### AIM OF THE TASK:
Reproduce the listing verbatim.

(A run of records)

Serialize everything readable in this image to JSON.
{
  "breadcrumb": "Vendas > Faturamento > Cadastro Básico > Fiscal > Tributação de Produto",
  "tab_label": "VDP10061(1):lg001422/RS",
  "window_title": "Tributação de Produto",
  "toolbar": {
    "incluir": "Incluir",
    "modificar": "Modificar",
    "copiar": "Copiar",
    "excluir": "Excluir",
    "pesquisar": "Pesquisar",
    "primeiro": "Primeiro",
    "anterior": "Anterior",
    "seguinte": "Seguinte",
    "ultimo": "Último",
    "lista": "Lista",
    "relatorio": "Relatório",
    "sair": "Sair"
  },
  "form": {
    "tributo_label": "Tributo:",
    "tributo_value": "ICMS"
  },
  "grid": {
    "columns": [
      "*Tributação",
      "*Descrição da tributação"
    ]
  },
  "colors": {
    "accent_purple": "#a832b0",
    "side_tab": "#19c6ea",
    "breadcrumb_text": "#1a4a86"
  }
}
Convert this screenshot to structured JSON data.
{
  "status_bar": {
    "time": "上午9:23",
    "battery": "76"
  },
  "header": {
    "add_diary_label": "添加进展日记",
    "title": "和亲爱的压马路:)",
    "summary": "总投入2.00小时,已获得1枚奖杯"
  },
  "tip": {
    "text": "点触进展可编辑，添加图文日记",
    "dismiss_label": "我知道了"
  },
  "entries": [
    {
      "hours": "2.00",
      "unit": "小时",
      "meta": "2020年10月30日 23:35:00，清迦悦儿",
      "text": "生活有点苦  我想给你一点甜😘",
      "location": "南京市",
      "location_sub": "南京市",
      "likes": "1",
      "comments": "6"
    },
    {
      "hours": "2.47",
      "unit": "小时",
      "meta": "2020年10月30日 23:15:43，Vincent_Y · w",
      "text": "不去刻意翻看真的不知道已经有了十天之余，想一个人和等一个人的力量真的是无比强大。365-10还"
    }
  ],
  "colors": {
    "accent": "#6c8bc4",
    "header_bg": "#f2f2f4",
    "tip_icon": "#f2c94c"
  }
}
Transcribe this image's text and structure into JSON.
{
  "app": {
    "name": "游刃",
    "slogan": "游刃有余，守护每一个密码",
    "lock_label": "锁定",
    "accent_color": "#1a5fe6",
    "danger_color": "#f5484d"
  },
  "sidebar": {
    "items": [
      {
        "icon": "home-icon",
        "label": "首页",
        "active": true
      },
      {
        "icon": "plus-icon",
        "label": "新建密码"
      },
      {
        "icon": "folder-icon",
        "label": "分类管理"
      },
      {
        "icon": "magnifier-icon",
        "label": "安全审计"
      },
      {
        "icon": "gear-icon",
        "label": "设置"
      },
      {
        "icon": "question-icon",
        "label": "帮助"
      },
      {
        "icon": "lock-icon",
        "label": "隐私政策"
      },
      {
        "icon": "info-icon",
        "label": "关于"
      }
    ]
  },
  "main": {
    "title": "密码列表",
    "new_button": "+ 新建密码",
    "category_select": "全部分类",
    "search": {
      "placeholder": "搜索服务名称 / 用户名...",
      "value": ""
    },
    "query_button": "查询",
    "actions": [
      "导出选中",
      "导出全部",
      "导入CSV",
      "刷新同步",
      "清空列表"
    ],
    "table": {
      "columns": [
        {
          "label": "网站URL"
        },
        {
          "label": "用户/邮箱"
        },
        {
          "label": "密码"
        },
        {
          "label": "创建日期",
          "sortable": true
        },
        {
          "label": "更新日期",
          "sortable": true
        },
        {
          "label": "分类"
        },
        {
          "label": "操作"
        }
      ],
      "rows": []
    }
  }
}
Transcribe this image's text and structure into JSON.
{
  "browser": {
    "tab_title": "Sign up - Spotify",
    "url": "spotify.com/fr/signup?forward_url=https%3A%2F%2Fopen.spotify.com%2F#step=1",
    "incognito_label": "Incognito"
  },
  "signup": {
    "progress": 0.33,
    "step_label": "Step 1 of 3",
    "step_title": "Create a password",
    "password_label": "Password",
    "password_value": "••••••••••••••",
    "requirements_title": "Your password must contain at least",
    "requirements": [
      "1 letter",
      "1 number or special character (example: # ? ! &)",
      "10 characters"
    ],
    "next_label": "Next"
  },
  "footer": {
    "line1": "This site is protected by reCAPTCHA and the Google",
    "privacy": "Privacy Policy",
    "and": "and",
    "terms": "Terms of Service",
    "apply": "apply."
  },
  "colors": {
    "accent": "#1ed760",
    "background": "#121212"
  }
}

### ANSWER TO THIS EXERCISE:
Serialize everything readable in this image to JSON.
{
  "breadcrumb": "Vendas > Faturamento > Cadastro Básico > Fiscal > Tributação de Produto",
  "tab_label": "VDP10061(1):lg001422/RS",
  "window_title": "Tributação de Produto",
  "toolbar": {
    "incluir": "Incluir",
    "modificar": "Modificar",
    "copiar": "Copiar",
    "excluir": "Excluir",
    "pesquisar": "Pesquisar",
    "primeiro": "Primeiro",
    "anterior": "Anterior",
    "seguinte": "Seguinte",
    "ultimo": "Último",
    "lista": "Lista",
    "relatorio": "Relatório",
    "sair": "Sair"
  },
  "form": {
    "tributo_label": "Tributo:",
    "tributo_value": "ICMS"
  },
  "grid": {
    "columns": [
      "*Tributação",
      "*Descrição da tributação"
    ]
  },
  "colors": {
    "accent_purple": "#a832b0",
    "side_tab": "#19c6ea",
    "breadcrumb_text": "#1a4a86"
  }
}
Convert this screenshot to structured JSON data.
{
  "status_bar": {
    "time": "上午9:23",
    "battery": "76"
  },
  "header": {
    "add_diary_label": "添加进展日记",
    "title": "和亲爱的压马路:)",
    "summary": "总投入2.00小时,已获得1枚奖杯"
  },
  "tip": {
    "text": "点触进展可编辑，添加图文日记",
    "dismiss_label": "我知道了"
  },
  "entries": [
    {
      "hours": "2.00",
      "unit": "小时",
      "meta": "2020年10月30日 23:35:00，清迦悦儿",
      "text": "生活有点苦  我想给你一点甜😘",
      "location": "南京市",
      "location_sub": "南京市",
      "likes": "1",
      "comments": "6"
    },
    {
      "hours": "2.47",
      "unit": "小时",
      "meta": "2020年10月30日 23:15:43，Vincent_Y · w",
      "text": "不去刻意翻看真的不知道已经有了十天之余，想一个人和等一个人的力量真的是无比强大。365-10还"
    }
  ],
  "colors": {
    "accent": "#6c8bc4",
    "header_bg": "#f2f2f4",
    "tip_icon": "#f2c94c"
  }
}
Transcribe this image's text and structure into JSON.
{
  "app": {
    "name": "游刃",
    "slogan": "游刃有余，守护每一个密码",
    "lock_label": "锁定",
    "accent_color": "#1a5fe6",
    "danger_color": "#f5484d"
  },
  "sidebar": {
    "items": [
      {
        "icon": "home-icon",
        "label": "首页",
        "active": true
      },
      {
        "icon": "plus-icon",
        "label": "新建密码"
      },
      {
        "icon": "folder-icon",
        "label": "分类管理"
      },
      {
        "icon": "magnifier-icon",
        "label": "安全审计"
      },
      {
        "icon": "gear-icon",
        "label": "设置"
      },
      {
        "icon": "question-icon",
        "label": "帮助"
      },
      {
        "icon": "lock-icon",
        "label": "隐私政策"
      },
      {
        "icon": "info-icon",
        "label": "关于"
      }
    ]
  },
  "main": {
    "title": "密码列表",
    "new_button": "+ 新建密码",
    "category_select": "全部分类",
    "search": {
      "placeholder": "搜索服务名称 / 用户名...",
      "value": ""
    },
    "query_button": "查询",
    "actions": [
      "导出选中",
      "导出全部",
      "导入CSV",
      "刷新同步",
      "清空列表"
    ],
    "table": {
      "columns": [
        {
          "label": "网站URL"
        },
        {
          "label": "用户/邮箱"
        },
        {
          "label": "密码"
        },
        {
          "label": "创建日期",
          "sortable": true
        },
        {
          "label": "更新日期",
          "sortable": true
        },
        {
          "label": "分类"
        },
        {
          "label": "操作"
        }
      ],
      "rows": []
    }
  }
}
Transcribe this image's text and structure into JSON.
{
  "browser": {
    "tab_title": "Sign up - Spotify",
    "url": "spotify.com/fr/signup?forward_url=https%3A%2F%2Fopen.spotify.com%2F#step=1",
    "incognito_label": "Incognito"
  },
  "signup": {
    "progress": 0.33,
    "step_label": "Step 1 of 3",
    "step_title": "Create a password",
    "password_label": "Password",
    "password_value": "••••••••••••••",
    "requirements_title": "Your password must contain at least",
    "requirements": [
      "1 letter",
      "1 number or special character (example: # ? ! &)",
      "10 characters"
    ],
    "next_label": "Next"
  },
  "footer": {
    "line1": "This site is protected by reCAPTCHA and the Google",
    "privacy": "Privacy Policy",
    "and": "and",
    "terms": "Terms of Service",
    "apply": "apply."
  },
  "colors": {
    "accent": "#1ed760",
    "background": "#121212"
  }
}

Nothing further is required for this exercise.